*Task prompt*
Drop the pictures, then extract the listing word for word.

Entries from a dataset
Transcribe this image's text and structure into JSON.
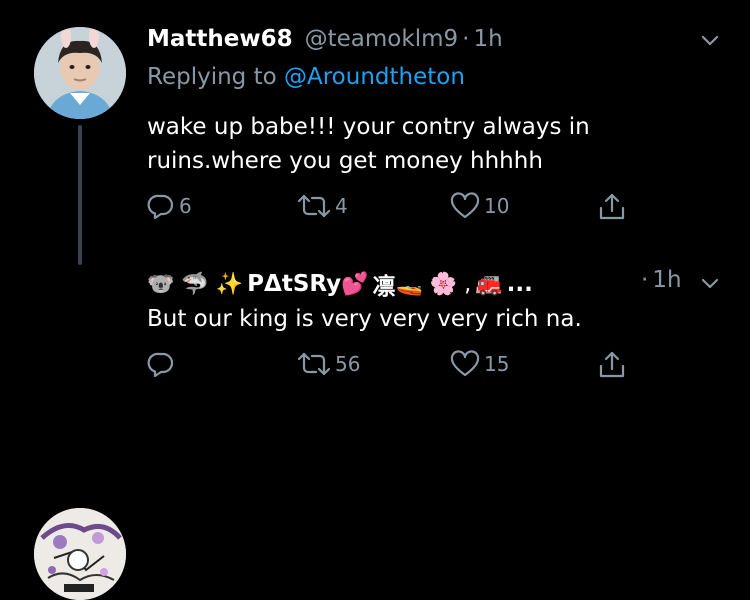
{
  "tweet1": {
    "name": "Matthew68",
    "handle": "@teamoklm9",
    "separator": "·",
    "time": "1h",
    "replying_prefix": "Replying to",
    "replying_mention": "@Aroundtheton",
    "text_line1": "wake up babe!!! your contry always in",
    "text_line2": "ruins.where you get money hhhhh",
    "replies": "6",
    "retweets": "4",
    "likes": "10"
  },
  "tweet2": {
    "name_prefix_emoji": "🐨 🦈 ✨",
    "name": "PΔtSRy",
    "name_emoji_1": "💕",
    "name_char": "凛",
    "name_emoji_2": "🚤 🌸 ,",
    "name_emoji_3": "🚒",
    "name_ellipsis": "...",
    "separator": "·",
    "time": "1h",
    "text": "But our king is very very very rich na.",
    "retweets": "56",
    "likes": "15"
  },
  "icons": {
    "reply": "reply-icon",
    "retweet": "retweet-icon",
    "like": "heart-icon",
    "share": "share-icon",
    "more": "chevron-down-icon"
  },
  "colors": {
    "background": "#000000",
    "muted": "#8899a6",
    "link": "#1da1f2",
    "thread_line": "#38444d"
  }
}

*Result for this exercise*
Transcribe this image's text and structure into JSON.
{
  "tweet1": {
    "name": "Matthew68",
    "handle": "@teamoklm9",
    "separator": "·",
    "time": "1h",
    "replying_prefix": "Replying to",
    "replying_mention": "@Aroundtheton",
    "text_line1": "wake up babe!!! your contry always in",
    "text_line2": "ruins.where you get money hhhhh",
    "replies": "6",
    "retweets": "4",
    "likes": "10"
  },
  "tweet2": {
    "name_prefix_emoji": "🐨 🦈 ✨",
    "name": "PΔtSRy",
    "name_emoji_1": "💕",
    "name_char": "凛",
    "name_emoji_2": "🚤 🌸 ,",
    "name_emoji_3": "🚒",
    "name_ellipsis": "...",
    "separator": "·",
    "time": "1h",
    "text": "But our king is very very very rich na.",
    "retweets": "56",
    "likes": "15"
  },
  "icons": {
    "reply": "reply-icon",
    "retweet": "retweet-icon",
    "like": "heart-icon",
    "share": "share-icon",
    "more": "chevron-down-icon"
  },
  "colors": {
    "background": "#000000",
    "muted": "#8899a6",
    "link": "#1da1f2",
    "thread_line": "#38444d"
  }
}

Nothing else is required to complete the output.